*RAW DATA:*
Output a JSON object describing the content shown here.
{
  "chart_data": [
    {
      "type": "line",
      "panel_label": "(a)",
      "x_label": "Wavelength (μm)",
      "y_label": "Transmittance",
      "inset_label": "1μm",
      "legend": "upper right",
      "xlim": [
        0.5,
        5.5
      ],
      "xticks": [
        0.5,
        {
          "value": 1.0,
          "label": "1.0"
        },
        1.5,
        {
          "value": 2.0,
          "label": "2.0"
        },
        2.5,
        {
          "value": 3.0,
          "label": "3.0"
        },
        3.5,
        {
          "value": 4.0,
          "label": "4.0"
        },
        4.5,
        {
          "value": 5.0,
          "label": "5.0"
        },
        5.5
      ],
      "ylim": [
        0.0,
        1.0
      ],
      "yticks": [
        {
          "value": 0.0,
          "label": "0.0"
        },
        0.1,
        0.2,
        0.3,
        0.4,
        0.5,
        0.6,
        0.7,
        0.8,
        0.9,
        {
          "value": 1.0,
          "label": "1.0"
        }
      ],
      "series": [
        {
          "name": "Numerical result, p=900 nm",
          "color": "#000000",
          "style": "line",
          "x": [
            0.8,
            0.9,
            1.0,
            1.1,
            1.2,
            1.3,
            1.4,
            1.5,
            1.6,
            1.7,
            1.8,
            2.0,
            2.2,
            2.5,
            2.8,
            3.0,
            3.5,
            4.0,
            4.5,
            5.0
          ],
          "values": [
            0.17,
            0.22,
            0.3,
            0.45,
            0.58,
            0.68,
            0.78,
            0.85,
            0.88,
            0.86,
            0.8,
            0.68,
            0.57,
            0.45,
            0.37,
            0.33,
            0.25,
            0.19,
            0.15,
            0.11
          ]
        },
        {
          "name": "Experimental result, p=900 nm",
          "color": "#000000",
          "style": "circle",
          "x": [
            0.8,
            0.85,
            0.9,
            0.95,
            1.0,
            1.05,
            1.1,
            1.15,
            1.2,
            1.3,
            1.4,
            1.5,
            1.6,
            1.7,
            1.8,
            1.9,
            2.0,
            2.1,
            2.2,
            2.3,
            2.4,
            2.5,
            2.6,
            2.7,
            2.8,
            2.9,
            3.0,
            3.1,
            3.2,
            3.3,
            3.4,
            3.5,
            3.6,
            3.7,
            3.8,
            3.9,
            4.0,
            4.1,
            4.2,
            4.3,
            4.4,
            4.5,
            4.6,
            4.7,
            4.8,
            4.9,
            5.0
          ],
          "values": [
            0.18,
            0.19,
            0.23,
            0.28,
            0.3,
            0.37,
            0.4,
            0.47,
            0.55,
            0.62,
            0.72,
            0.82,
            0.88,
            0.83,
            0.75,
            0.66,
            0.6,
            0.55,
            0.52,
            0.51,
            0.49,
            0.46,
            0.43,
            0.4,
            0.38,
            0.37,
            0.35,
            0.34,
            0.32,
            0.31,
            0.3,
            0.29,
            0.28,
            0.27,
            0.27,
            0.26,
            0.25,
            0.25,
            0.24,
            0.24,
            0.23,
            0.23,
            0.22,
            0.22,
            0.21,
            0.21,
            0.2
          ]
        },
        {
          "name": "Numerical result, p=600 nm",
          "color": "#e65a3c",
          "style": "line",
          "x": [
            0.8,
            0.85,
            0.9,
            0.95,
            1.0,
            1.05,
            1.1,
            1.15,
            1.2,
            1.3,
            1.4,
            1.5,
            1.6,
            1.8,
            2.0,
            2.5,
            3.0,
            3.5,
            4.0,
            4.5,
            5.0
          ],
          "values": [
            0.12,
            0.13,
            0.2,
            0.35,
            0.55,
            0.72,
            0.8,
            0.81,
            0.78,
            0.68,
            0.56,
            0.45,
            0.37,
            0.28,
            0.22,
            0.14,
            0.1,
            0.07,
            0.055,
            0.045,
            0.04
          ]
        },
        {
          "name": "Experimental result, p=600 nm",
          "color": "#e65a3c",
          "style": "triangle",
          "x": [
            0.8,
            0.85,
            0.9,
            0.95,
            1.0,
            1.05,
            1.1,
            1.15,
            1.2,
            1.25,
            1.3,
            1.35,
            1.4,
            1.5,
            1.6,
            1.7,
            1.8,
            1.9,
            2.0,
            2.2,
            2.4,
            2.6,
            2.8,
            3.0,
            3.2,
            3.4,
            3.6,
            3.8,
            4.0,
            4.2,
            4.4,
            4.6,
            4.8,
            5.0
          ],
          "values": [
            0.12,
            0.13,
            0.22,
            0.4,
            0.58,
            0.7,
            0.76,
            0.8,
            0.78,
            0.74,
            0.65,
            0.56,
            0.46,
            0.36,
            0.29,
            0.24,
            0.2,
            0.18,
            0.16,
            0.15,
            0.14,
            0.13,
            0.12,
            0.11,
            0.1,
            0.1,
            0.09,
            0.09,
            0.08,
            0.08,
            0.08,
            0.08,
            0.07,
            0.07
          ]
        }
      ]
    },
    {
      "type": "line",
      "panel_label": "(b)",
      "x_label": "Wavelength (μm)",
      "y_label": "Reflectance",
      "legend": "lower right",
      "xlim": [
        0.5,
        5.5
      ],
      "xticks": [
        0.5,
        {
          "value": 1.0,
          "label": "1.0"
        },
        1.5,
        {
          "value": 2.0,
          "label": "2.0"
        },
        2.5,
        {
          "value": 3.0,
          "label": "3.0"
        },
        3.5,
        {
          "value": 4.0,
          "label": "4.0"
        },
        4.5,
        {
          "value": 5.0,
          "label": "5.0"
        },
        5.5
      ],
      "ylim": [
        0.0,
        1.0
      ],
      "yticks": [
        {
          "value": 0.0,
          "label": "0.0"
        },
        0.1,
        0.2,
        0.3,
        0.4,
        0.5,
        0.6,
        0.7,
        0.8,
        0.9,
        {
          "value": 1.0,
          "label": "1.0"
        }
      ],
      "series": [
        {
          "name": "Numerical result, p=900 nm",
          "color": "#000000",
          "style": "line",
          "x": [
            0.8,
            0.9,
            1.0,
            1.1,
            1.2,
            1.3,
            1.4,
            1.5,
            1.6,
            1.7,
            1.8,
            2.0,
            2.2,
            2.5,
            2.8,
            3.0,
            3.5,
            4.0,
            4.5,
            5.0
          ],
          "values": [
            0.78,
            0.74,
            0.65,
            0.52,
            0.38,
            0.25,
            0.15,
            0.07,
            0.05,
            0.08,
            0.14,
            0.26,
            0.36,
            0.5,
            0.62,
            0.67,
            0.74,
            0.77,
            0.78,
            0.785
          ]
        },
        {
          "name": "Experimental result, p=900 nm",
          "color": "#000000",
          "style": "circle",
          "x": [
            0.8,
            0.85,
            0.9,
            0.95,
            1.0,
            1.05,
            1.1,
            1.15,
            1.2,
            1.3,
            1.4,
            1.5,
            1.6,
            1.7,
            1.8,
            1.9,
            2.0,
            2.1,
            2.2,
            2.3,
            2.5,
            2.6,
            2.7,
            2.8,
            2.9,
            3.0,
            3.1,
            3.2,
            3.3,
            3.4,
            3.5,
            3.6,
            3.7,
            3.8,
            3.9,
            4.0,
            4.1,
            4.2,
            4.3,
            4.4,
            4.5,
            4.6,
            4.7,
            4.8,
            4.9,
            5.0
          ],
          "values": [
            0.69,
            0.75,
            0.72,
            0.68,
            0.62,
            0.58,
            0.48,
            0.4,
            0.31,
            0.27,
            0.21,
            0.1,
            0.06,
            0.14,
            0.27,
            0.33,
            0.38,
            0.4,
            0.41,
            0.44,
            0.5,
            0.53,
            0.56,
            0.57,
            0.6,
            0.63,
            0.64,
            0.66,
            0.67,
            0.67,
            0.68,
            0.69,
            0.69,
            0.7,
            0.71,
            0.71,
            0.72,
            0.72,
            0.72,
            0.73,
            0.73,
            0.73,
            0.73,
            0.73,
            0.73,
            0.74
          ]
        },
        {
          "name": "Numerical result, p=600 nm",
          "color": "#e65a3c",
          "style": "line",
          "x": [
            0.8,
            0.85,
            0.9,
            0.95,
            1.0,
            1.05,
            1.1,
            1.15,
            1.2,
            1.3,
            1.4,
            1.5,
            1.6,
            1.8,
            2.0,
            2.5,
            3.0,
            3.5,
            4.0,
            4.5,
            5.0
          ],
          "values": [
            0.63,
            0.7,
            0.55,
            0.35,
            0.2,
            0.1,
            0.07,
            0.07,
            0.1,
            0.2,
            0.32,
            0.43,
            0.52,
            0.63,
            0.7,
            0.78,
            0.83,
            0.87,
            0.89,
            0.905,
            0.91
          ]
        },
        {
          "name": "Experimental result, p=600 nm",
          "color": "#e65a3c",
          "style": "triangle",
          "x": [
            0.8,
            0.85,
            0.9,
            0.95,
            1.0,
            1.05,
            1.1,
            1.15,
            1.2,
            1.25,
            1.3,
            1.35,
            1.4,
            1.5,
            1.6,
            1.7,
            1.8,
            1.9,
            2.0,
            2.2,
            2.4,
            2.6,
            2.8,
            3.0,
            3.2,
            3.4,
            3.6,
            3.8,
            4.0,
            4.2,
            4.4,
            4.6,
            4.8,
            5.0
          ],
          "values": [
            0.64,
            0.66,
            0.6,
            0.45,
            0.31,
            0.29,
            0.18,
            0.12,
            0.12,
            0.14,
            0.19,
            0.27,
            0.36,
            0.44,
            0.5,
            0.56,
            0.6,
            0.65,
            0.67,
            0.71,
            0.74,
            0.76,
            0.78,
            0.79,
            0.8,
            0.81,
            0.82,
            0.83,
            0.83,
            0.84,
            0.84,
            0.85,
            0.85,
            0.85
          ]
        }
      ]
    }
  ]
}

*THE REQUEST:* Return every line from the records above that holds the word "legend".

*ANSWER FOR THIS EXERCISE:*
      "legend": "upper right",
      "legend": "lower right",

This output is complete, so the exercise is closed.